**Exercise goal**
Omit the images, then output each of the records below exactly.

Records from a collection of figures:
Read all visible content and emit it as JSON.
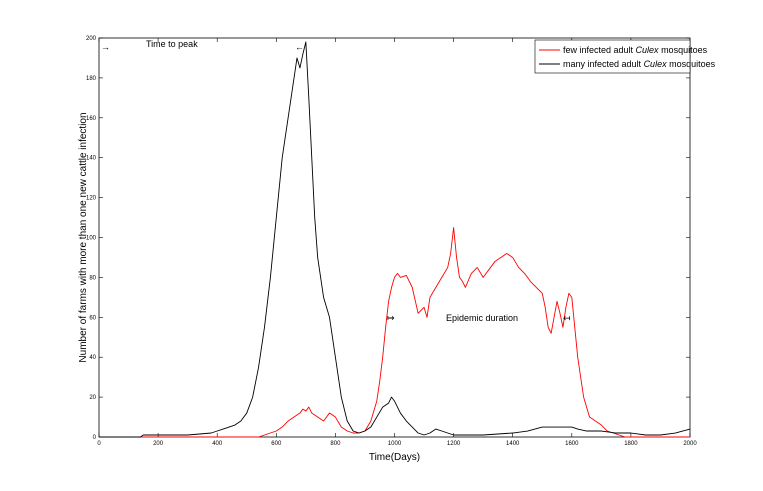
{
  "chart_data": {
    "type": "line",
    "title": "",
    "xlabel": "Time(Days)",
    "ylabel": "Number of farms with more than one new cattle infection",
    "xlim": [
      0,
      2000
    ],
    "ylim": [
      0,
      200
    ],
    "xticks": [
      0,
      200,
      400,
      600,
      800,
      1000,
      1200,
      1400,
      1600,
      1800,
      2000
    ],
    "yticks": [
      0,
      20,
      40,
      60,
      80,
      100,
      120,
      140,
      160,
      180,
      200
    ],
    "grid": false,
    "legend_position": "top-right",
    "legend": {
      "few": {
        "prefix": "few infected adult ",
        "italic": "Culex",
        "suffix": " mosquitoes"
      },
      "many": {
        "prefix": "many infected adult ",
        "italic": "Culex",
        "suffix": " mosquitoes"
      }
    },
    "annotations": {
      "time_to_peak": "Time to peak",
      "epidemic_duration": "Epidemic duration",
      "arrow_right": "→",
      "arrow_left": "←",
      "arrow_right_bar": "↦",
      "arrow_left_bar": "↤"
    },
    "series": [
      {
        "name": "few infected adult Culex mosquitoes",
        "color": "#ff0000",
        "x": [
          0,
          540,
          560,
          580,
          600,
          620,
          640,
          660,
          680,
          690,
          700,
          710,
          720,
          740,
          760,
          780,
          800,
          820,
          840,
          860,
          880,
          900,
          920,
          940,
          950,
          960,
          970,
          980,
          990,
          1000,
          1010,
          1020,
          1040,
          1060,
          1080,
          1100,
          1110,
          1120,
          1140,
          1160,
          1180,
          1190,
          1200,
          1210,
          1220,
          1230,
          1240,
          1260,
          1280,
          1300,
          1320,
          1340,
          1360,
          1380,
          1400,
          1420,
          1440,
          1460,
          1480,
          1500,
          1510,
          1520,
          1530,
          1540,
          1550,
          1560,
          1570,
          1580,
          1590,
          1600,
          1610,
          1620,
          1630,
          1640,
          1660,
          1680,
          1700,
          1720,
          1740,
          1760,
          1780,
          2000
        ],
        "y": [
          0,
          0,
          1,
          2,
          3,
          5,
          8,
          10,
          12,
          14,
          13,
          15,
          12,
          10,
          8,
          12,
          10,
          5,
          3,
          2,
          2,
          3,
          8,
          18,
          28,
          40,
          55,
          68,
          75,
          80,
          82,
          80,
          81,
          75,
          62,
          65,
          60,
          70,
          75,
          80,
          85,
          92,
          105,
          90,
          80,
          78,
          75,
          82,
          85,
          80,
          84,
          88,
          90,
          92,
          90,
          85,
          82,
          78,
          75,
          72,
          65,
          55,
          52,
          60,
          68,
          62,
          55,
          65,
          72,
          70,
          55,
          40,
          30,
          20,
          10,
          8,
          6,
          3,
          2,
          1,
          0,
          0
        ]
      },
      {
        "name": "many infected adult Culex mosquitoes",
        "color": "#000000",
        "x": [
          0,
          140,
          150,
          300,
          380,
          400,
          420,
          440,
          460,
          480,
          500,
          520,
          540,
          560,
          580,
          600,
          620,
          640,
          660,
          670,
          680,
          690,
          700,
          710,
          720,
          730,
          740,
          750,
          760,
          780,
          800,
          820,
          840,
          860,
          880,
          900,
          920,
          940,
          960,
          980,
          990,
          1000,
          1010,
          1020,
          1040,
          1060,
          1080,
          1100,
          1120,
          1140,
          1160,
          1200,
          1300,
          1400,
          1450,
          1500,
          1600,
          1620,
          1650,
          1700,
          1750,
          1800,
          1850,
          1900,
          1950,
          2000
        ],
        "y": [
          0,
          0,
          1,
          1,
          2,
          3,
          4,
          5,
          6,
          8,
          12,
          20,
          35,
          55,
          80,
          110,
          140,
          160,
          180,
          190,
          185,
          192,
          198,
          170,
          140,
          110,
          90,
          80,
          70,
          60,
          40,
          20,
          8,
          3,
          2,
          3,
          5,
          10,
          15,
          17,
          20,
          18,
          15,
          12,
          8,
          5,
          2,
          1,
          2,
          4,
          3,
          1,
          1,
          2,
          3,
          5,
          5,
          4,
          3,
          3,
          2,
          2,
          1,
          1,
          2,
          4
        ]
      }
    ]
  }
}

**Response**
Read all visible content and emit it as JSON.
{
  "chart_data": {
    "type": "line",
    "title": "",
    "xlabel": "Time(Days)",
    "ylabel": "Number of farms with more than one new cattle infection",
    "xlim": [
      0,
      2000
    ],
    "ylim": [
      0,
      200
    ],
    "xticks": [
      0,
      200,
      400,
      600,
      800,
      1000,
      1200,
      1400,
      1600,
      1800,
      2000
    ],
    "yticks": [
      0,
      20,
      40,
      60,
      80,
      100,
      120,
      140,
      160,
      180,
      200
    ],
    "grid": false,
    "legend_position": "top-right",
    "legend": {
      "few": {
        "prefix": "few infected adult ",
        "italic": "Culex",
        "suffix": " mosquitoes"
      },
      "many": {
        "prefix": "many infected adult ",
        "italic": "Culex",
        "suffix": " mosquitoes"
      }
    },
    "annotations": {
      "time_to_peak": "Time to peak",
      "epidemic_duration": "Epidemic duration",
      "arrow_right": "→",
      "arrow_left": "←",
      "arrow_right_bar": "↦",
      "arrow_left_bar": "↤"
    },
    "series": [
      {
        "name": "few infected adult Culex mosquitoes",
        "color": "#ff0000",
        "x": [
          0,
          540,
          560,
          580,
          600,
          620,
          640,
          660,
          680,
          690,
          700,
          710,
          720,
          740,
          760,
          780,
          800,
          820,
          840,
          860,
          880,
          900,
          920,
          940,
          950,
          960,
          970,
          980,
          990,
          1000,
          1010,
          1020,
          1040,
          1060,
          1080,
          1100,
          1110,
          1120,
          1140,
          1160,
          1180,
          1190,
          1200,
          1210,
          1220,
          1230,
          1240,
          1260,
          1280,
          1300,
          1320,
          1340,
          1360,
          1380,
          1400,
          1420,
          1440,
          1460,
          1480,
          1500,
          1510,
          1520,
          1530,
          1540,
          1550,
          1560,
          1570,
          1580,
          1590,
          1600,
          1610,
          1620,
          1630,
          1640,
          1660,
          1680,
          1700,
          1720,
          1740,
          1760,
          1780,
          2000
        ],
        "y": [
          0,
          0,
          1,
          2,
          3,
          5,
          8,
          10,
          12,
          14,
          13,
          15,
          12,
          10,
          8,
          12,
          10,
          5,
          3,
          2,
          2,
          3,
          8,
          18,
          28,
          40,
          55,
          68,
          75,
          80,
          82,
          80,
          81,
          75,
          62,
          65,
          60,
          70,
          75,
          80,
          85,
          92,
          105,
          90,
          80,
          78,
          75,
          82,
          85,
          80,
          84,
          88,
          90,
          92,
          90,
          85,
          82,
          78,
          75,
          72,
          65,
          55,
          52,
          60,
          68,
          62,
          55,
          65,
          72,
          70,
          55,
          40,
          30,
          20,
          10,
          8,
          6,
          3,
          2,
          1,
          0,
          0
        ]
      },
      {
        "name": "many infected adult Culex mosquitoes",
        "color": "#000000",
        "x": [
          0,
          140,
          150,
          300,
          380,
          400,
          420,
          440,
          460,
          480,
          500,
          520,
          540,
          560,
          580,
          600,
          620,
          640,
          660,
          670,
          680,
          690,
          700,
          710,
          720,
          730,
          740,
          750,
          760,
          780,
          800,
          820,
          840,
          860,
          880,
          900,
          920,
          940,
          960,
          980,
          990,
          1000,
          1010,
          1020,
          1040,
          1060,
          1080,
          1100,
          1120,
          1140,
          1160,
          1200,
          1300,
          1400,
          1450,
          1500,
          1600,
          1620,
          1650,
          1700,
          1750,
          1800,
          1850,
          1900,
          1950,
          2000
        ],
        "y": [
          0,
          0,
          1,
          1,
          2,
          3,
          4,
          5,
          6,
          8,
          12,
          20,
          35,
          55,
          80,
          110,
          140,
          160,
          180,
          190,
          185,
          192,
          198,
          170,
          140,
          110,
          90,
          80,
          70,
          60,
          40,
          20,
          8,
          3,
          2,
          3,
          5,
          10,
          15,
          17,
          20,
          18,
          15,
          12,
          8,
          5,
          2,
          1,
          2,
          4,
          3,
          1,
          1,
          2,
          3,
          5,
          5,
          4,
          3,
          3,
          2,
          2,
          1,
          1,
          2,
          4
        ]
      }
    ]
  }
}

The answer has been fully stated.